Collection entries
○ ○ ○ ○ ○ ○ ○
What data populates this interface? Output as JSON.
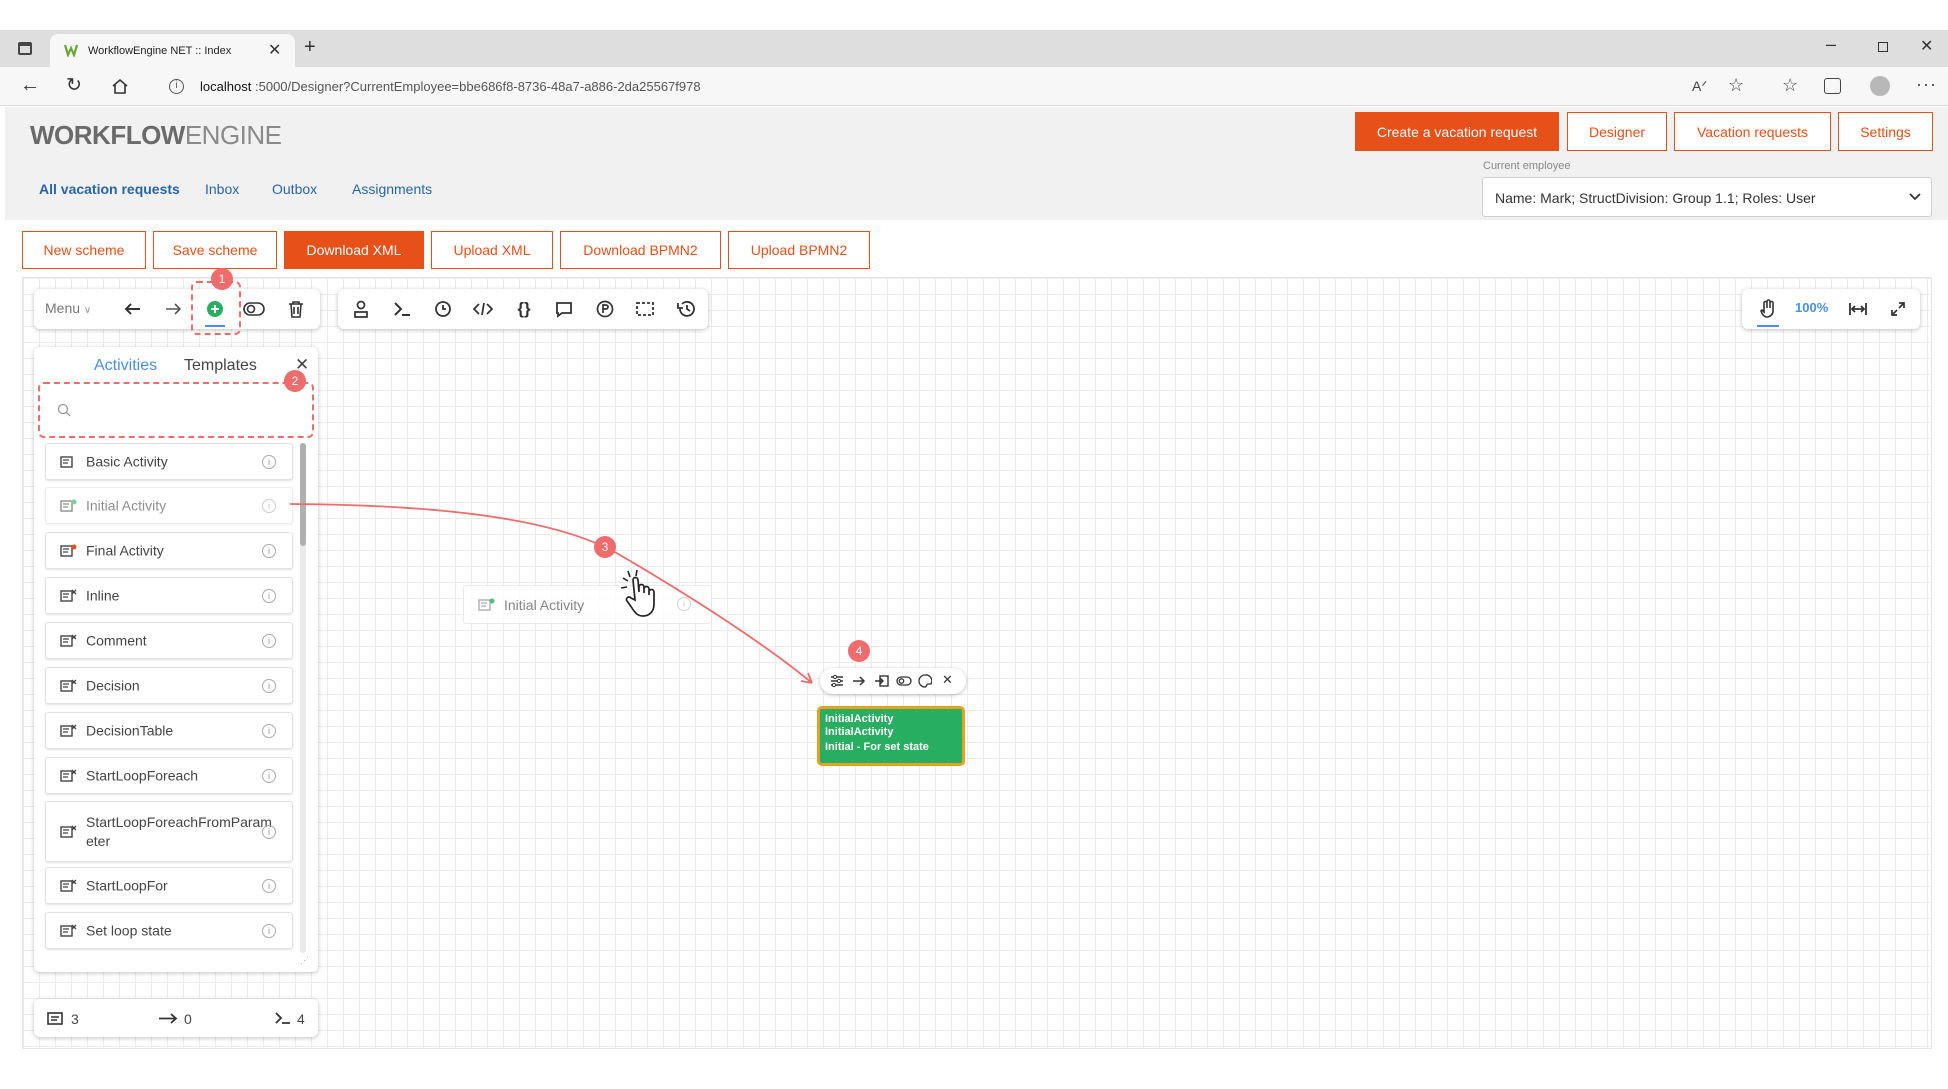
{
  "browser": {
    "tab_title": "WorkflowEngine NET :: Index",
    "url_host": "localhost",
    "url_rest": ":5000/Designer?CurrentEmployee=bbe686f8-8736-48a7-a886-2da25567f978"
  },
  "header": {
    "logo_bold": "WORKFLOW",
    "logo_light": "ENGINE",
    "buttons": [
      "Create a vacation request",
      "Designer",
      "Vacation requests",
      "Settings"
    ]
  },
  "nav": {
    "links": [
      "All vacation requests",
      "Inbox",
      "Outbox",
      "Assignments"
    ],
    "employee_label": "Current employee",
    "employee_value": "Name: Mark; StructDivision: Group 1.1; Roles: User"
  },
  "scheme_toolbar": [
    "New scheme",
    "Save scheme",
    "Download XML",
    "Upload XML",
    "Download BPMN2",
    "Upload BPMN2"
  ],
  "designer": {
    "menu_label": "Menu",
    "zoom": "100%",
    "tabs": [
      "Activities",
      "Templates"
    ],
    "search_placeholder": "",
    "activities": [
      "Basic Activity",
      "Initial Activity",
      "Final Activity",
      "Inline",
      "Comment",
      "Decision",
      "DecisionTable",
      "StartLoopForeach",
      "StartLoopForeachFromParameter",
      "StartLoopFor",
      "Set loop state"
    ],
    "drag_ghost_label": "Initial Activity",
    "node": {
      "line1": "InitialActivity",
      "line2": "InitialActivity",
      "line3": "Initial - For set state",
      "color": "#27ae60",
      "border": "#e8a020"
    },
    "stats": {
      "activities": "3",
      "transitions": "0",
      "commands": "4"
    }
  },
  "annotations": {
    "steps": [
      "1",
      "2",
      "3",
      "4"
    ],
    "color": "#f06b6b"
  },
  "icons": [
    "sidebar-toggle-icon",
    "workflow-logo-icon",
    "close-icon",
    "plus-icon",
    "back-icon",
    "refresh-icon",
    "home-icon",
    "info-icon",
    "read-aloud-icon",
    "favorite-icon",
    "favorites-icon",
    "collections-icon",
    "profile-icon",
    "more-icon",
    "undo-icon",
    "redo-icon",
    "add-icon",
    "toggle-icon",
    "trash-icon",
    "actor-icon",
    "command-icon",
    "timer-icon",
    "code-icon",
    "parameters-icon",
    "comment-icon",
    "process-icon",
    "select-icon",
    "history-icon",
    "hand-icon",
    "fit-width-icon",
    "fullscreen-icon"
  ]
}
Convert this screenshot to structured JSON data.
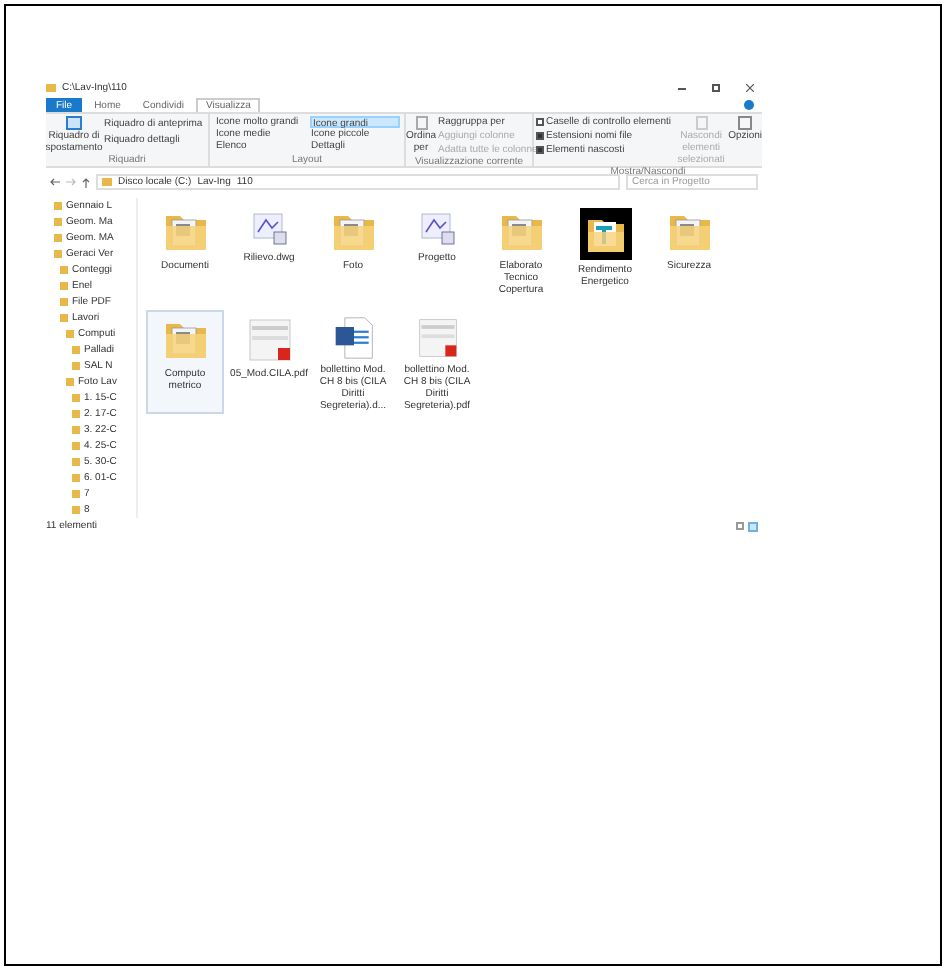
{
  "window": {
    "title": "C:\\Lav-Ing\\110"
  },
  "tabs": [
    {
      "label": "File",
      "selected": false,
      "kind": "file"
    },
    {
      "label": "Home",
      "selected": false,
      "kind": "tab"
    },
    {
      "label": "Condividi",
      "selected": false,
      "kind": "tab"
    },
    {
      "label": "Visualizza",
      "selected": true,
      "kind": "tab"
    }
  ],
  "ribbon": {
    "riquadri": {
      "label": "Riquadri",
      "big": "Riquadro di spostamento",
      "items": [
        "Riquadro di anteprima",
        "Riquadro dettagli"
      ]
    },
    "layout": {
      "label": "Layout",
      "items": [
        {
          "label": "Icone molto grandi",
          "selected": false
        },
        {
          "label": "Icone grandi",
          "selected": true
        },
        {
          "label": "Icone medie",
          "selected": false
        },
        {
          "label": "Icone piccole",
          "selected": false
        },
        {
          "label": "Elenco",
          "selected": false
        },
        {
          "label": "Dettagli",
          "selected": false
        }
      ]
    },
    "view": {
      "label": "Visualizzazione corrente",
      "big": "Ordina per",
      "items": [
        {
          "label": "Raggruppa per",
          "disabled": false
        },
        {
          "label": "Aggiungi colonne",
          "disabled": true
        },
        {
          "label": "Adatta tutte le colonne",
          "disabled": true
        }
      ]
    },
    "show": {
      "label": "Mostra/Nascondi",
      "checks": [
        {
          "label": "Caselle di controllo elementi",
          "checked": false
        },
        {
          "label": "Estensioni nomi file",
          "checked": true
        },
        {
          "label": "Elementi nascosti",
          "checked": true
        }
      ],
      "hide": "Nascondi elementi selezionati",
      "options": "Opzioni"
    }
  },
  "address": {
    "crumbs": [
      "Disco locale (C:)",
      "Lav-Ing",
      "110"
    ],
    "search_placeholder": "Cerca in Progetto"
  },
  "tree": [
    {
      "label": "Gennaio L"
    },
    {
      "label": "Geom. Ma"
    },
    {
      "label": "Geom. MA"
    },
    {
      "label": "Geraci Ver",
      "children": [
        {
          "label": "Conteggi"
        },
        {
          "label": "Enel"
        },
        {
          "label": "File PDF"
        },
        {
          "label": "Lavori",
          "children": [
            {
              "label": "Computi",
              "children": [
                {
                  "label": "Palladi"
                },
                {
                  "label": "SAL N"
                }
              ]
            },
            {
              "label": "Foto Lav",
              "children": [
                {
                  "label": "1. 15-C"
                },
                {
                  "label": "2. 17-C"
                },
                {
                  "label": "3. 22-C"
                },
                {
                  "label": "4. 25-C"
                },
                {
                  "label": "5. 30-C"
                },
                {
                  "label": "6. 01-C"
                },
                {
                  "label": "7"
                },
                {
                  "label": "8"
                }
              ]
            }
          ]
        }
      ]
    }
  ],
  "files": [
    {
      "name": "Documenti",
      "kind": "folder",
      "selected": false
    },
    {
      "name": "Rilievo.dwg",
      "kind": "dwg",
      "selected": false
    },
    {
      "name": "Foto",
      "kind": "folder",
      "selected": false
    },
    {
      "name": "Progetto",
      "kind": "dwg",
      "selected": false
    },
    {
      "name": "Elaborato Tecnico Copertura",
      "kind": "folder",
      "selected": false
    },
    {
      "name": "Rendimento Energetico",
      "kind": "dark",
      "selected": false
    },
    {
      "name": "Sicurezza",
      "kind": "folder",
      "selected": false
    },
    {
      "name": "Computo metrico",
      "kind": "folder",
      "selected": true
    },
    {
      "name": "05_Mod.CILA.pdf",
      "kind": "pdf",
      "selected": false
    },
    {
      "name": "bollettino Mod. CH 8 bis (CILA Diritti Segreteria).d...",
      "kind": "word",
      "selected": false
    },
    {
      "name": "bollettino Mod. CH 8 bis (CILA Diritti Segreteria).pdf",
      "kind": "pdf",
      "selected": false
    }
  ],
  "status": "11 elementi"
}
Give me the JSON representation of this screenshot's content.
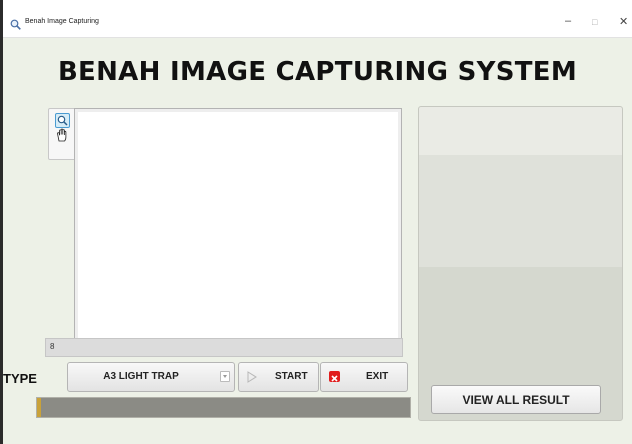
{
  "window": {
    "title": "Benah Image Capturing",
    "minimize_glyph": "–",
    "maximize_glyph": "□",
    "close_glyph": "✕"
  },
  "heading": "BENAH IMAGE CAPTURING SYSTEM",
  "tools": [
    "zoom-icon",
    "hand-pan-icon"
  ],
  "status_bar": {
    "text": "8"
  },
  "type": {
    "label": "TYPE",
    "selected": "A3 LIGHT TRAP"
  },
  "buttons": {
    "start": "START",
    "exit": "EXIT",
    "view_all": "VIEW ALL RESULT"
  },
  "progress": {
    "fraction": 0.01
  },
  "colors": {
    "window_bg": "#edf1e7",
    "progress_track": "#8b8b85",
    "progress_fill": "#c9a23a",
    "exit_icon": "#e11e1e",
    "zoom_active": "#4a9bd1"
  }
}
○ ○ ○ ○ ○ ○ ○
Which lines hold the word "requests"? Return all of them from the records above.

      "Vacation requests",
      "All vacation requests",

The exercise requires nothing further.